- **Task to complete**:
Will you output the entries below exactly, skipping every image they contain?

>> BEGIN Data entries

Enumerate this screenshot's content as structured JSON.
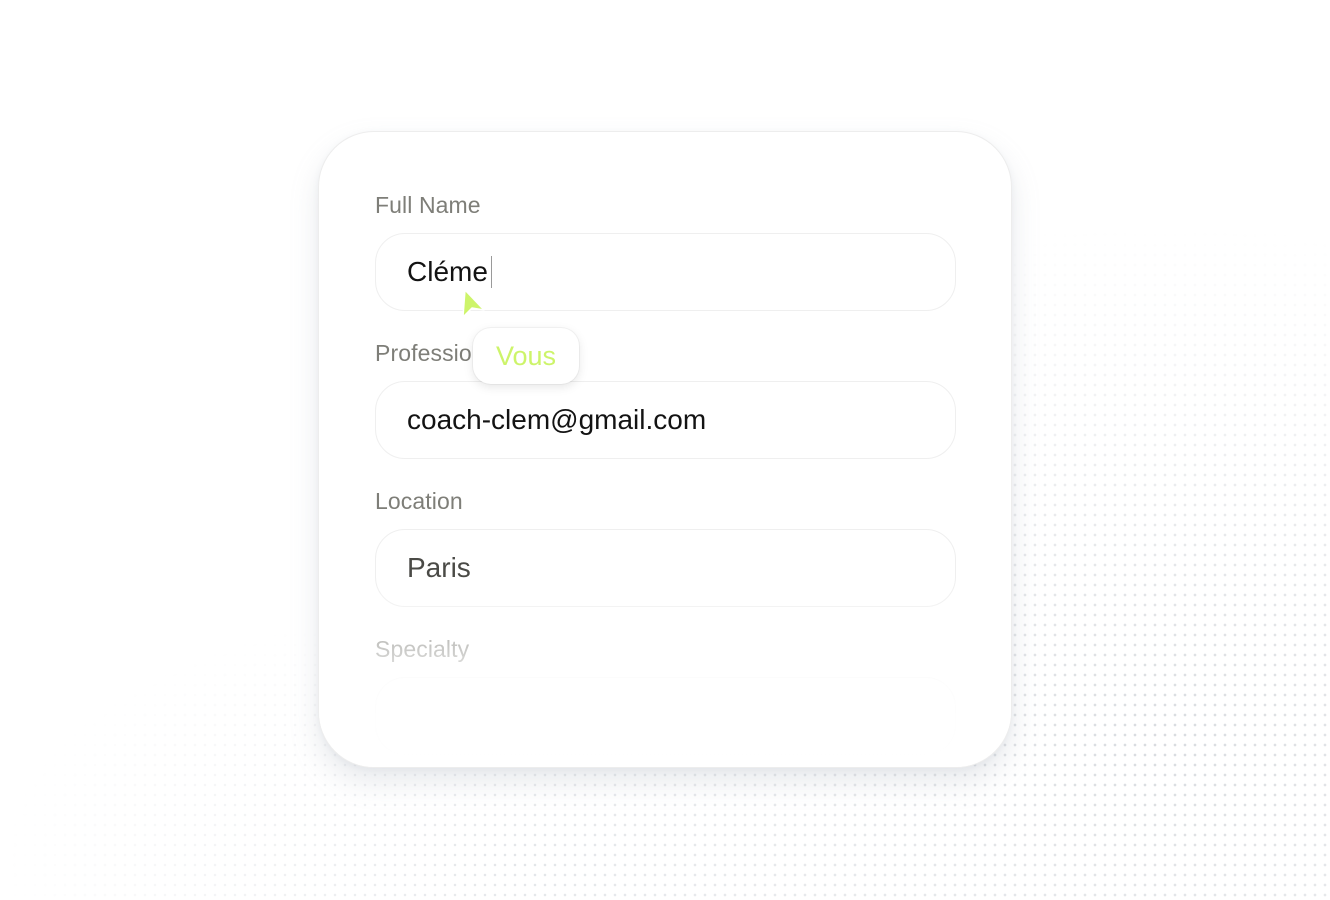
{
  "form": {
    "full_name": {
      "label": "Full Name",
      "value": "Cléme"
    },
    "professional_email": {
      "label": "Professio",
      "value": "coach-clem@gmail.com"
    },
    "location": {
      "label": "Location",
      "value": "Paris"
    },
    "specialty": {
      "label": "Specialty",
      "value": ""
    }
  },
  "cursor": {
    "tag_label": "Vous",
    "color": "#cdf46a"
  },
  "icons": {
    "pointer": "cursor-arrow-icon"
  }
}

>> END Data entries

- **Full response**:
Enumerate this screenshot's content as structured JSON.
{
  "form": {
    "full_name": {
      "label": "Full Name",
      "value": "Cléme"
    },
    "professional_email": {
      "label": "Professio",
      "value": "coach-clem@gmail.com"
    },
    "location": {
      "label": "Location",
      "value": "Paris"
    },
    "specialty": {
      "label": "Specialty",
      "value": ""
    }
  },
  "cursor": {
    "tag_label": "Vous",
    "color": "#cdf46a"
  },
  "icons": {
    "pointer": "cursor-arrow-icon"
  }
}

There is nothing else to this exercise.